Stored entries:

════════

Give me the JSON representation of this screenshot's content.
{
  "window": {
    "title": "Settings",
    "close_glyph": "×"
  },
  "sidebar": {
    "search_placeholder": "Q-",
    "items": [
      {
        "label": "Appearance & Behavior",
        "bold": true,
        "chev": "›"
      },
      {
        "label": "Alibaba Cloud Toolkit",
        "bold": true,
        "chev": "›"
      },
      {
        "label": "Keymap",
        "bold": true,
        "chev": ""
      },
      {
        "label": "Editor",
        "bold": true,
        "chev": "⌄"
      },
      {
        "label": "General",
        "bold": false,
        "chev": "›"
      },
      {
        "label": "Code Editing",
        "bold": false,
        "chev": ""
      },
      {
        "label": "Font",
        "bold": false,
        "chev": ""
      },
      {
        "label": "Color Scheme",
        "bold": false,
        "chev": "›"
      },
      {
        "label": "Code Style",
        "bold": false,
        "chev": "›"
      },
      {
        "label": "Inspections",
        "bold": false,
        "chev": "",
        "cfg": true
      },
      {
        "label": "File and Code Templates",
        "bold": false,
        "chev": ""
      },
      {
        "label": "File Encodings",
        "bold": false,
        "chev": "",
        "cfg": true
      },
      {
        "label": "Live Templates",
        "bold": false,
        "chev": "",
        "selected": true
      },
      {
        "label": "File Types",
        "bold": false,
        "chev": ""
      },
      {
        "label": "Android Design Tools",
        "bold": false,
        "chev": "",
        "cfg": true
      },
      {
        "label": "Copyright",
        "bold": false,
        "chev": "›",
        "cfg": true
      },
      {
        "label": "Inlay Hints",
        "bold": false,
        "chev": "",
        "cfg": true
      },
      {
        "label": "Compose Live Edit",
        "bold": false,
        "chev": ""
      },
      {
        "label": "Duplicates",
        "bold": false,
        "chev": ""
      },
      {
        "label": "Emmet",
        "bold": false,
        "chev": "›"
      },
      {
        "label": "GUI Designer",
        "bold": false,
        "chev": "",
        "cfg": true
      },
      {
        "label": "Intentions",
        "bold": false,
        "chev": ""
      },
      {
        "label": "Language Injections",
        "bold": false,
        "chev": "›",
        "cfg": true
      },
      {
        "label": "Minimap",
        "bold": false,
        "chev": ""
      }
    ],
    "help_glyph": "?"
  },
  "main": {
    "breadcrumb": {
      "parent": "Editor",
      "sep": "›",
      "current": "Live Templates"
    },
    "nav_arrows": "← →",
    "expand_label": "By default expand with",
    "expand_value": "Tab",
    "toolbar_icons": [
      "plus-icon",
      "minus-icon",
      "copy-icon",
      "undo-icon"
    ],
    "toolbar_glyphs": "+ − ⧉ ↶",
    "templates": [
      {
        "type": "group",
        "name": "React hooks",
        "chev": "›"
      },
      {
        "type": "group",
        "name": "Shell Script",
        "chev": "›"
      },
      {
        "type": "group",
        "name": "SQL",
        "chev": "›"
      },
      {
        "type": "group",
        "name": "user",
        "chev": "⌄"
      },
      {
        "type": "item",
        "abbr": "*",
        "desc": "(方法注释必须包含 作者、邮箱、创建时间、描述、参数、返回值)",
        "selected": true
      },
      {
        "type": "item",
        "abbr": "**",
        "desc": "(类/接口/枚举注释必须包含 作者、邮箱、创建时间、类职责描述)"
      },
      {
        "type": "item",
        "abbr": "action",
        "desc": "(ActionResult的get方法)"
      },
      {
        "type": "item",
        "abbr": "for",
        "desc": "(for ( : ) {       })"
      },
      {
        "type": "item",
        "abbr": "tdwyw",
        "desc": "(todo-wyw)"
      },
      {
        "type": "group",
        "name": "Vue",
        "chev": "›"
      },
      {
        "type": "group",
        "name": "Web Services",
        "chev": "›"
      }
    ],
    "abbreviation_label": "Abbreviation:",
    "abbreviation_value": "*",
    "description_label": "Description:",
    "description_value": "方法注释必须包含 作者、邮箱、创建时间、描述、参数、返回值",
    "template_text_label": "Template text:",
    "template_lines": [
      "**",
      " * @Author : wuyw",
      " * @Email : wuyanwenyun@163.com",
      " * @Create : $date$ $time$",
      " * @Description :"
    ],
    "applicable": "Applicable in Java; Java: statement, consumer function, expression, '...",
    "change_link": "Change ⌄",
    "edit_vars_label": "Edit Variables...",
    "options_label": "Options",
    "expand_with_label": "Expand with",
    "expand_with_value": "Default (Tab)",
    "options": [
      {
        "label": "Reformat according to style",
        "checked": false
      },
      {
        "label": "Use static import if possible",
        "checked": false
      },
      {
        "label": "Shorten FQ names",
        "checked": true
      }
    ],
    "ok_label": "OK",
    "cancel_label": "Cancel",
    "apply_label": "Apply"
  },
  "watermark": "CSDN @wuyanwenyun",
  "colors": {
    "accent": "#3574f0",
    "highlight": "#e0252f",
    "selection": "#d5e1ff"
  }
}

════════

• _THE TASK_
List every line above that contains the word "创建时间".

• _TASK RESULT_
        "desc": "(方法注释必须包含 作者、邮箱、创建时间、描述、参数、返回值)",
        "desc": "(类/接口/枚举注释必须包含 作者、邮箱、创建时间、类职责描述)"
    "description_value": "方法注释必须包含 作者、邮箱、创建时间、描述、参数、返回值",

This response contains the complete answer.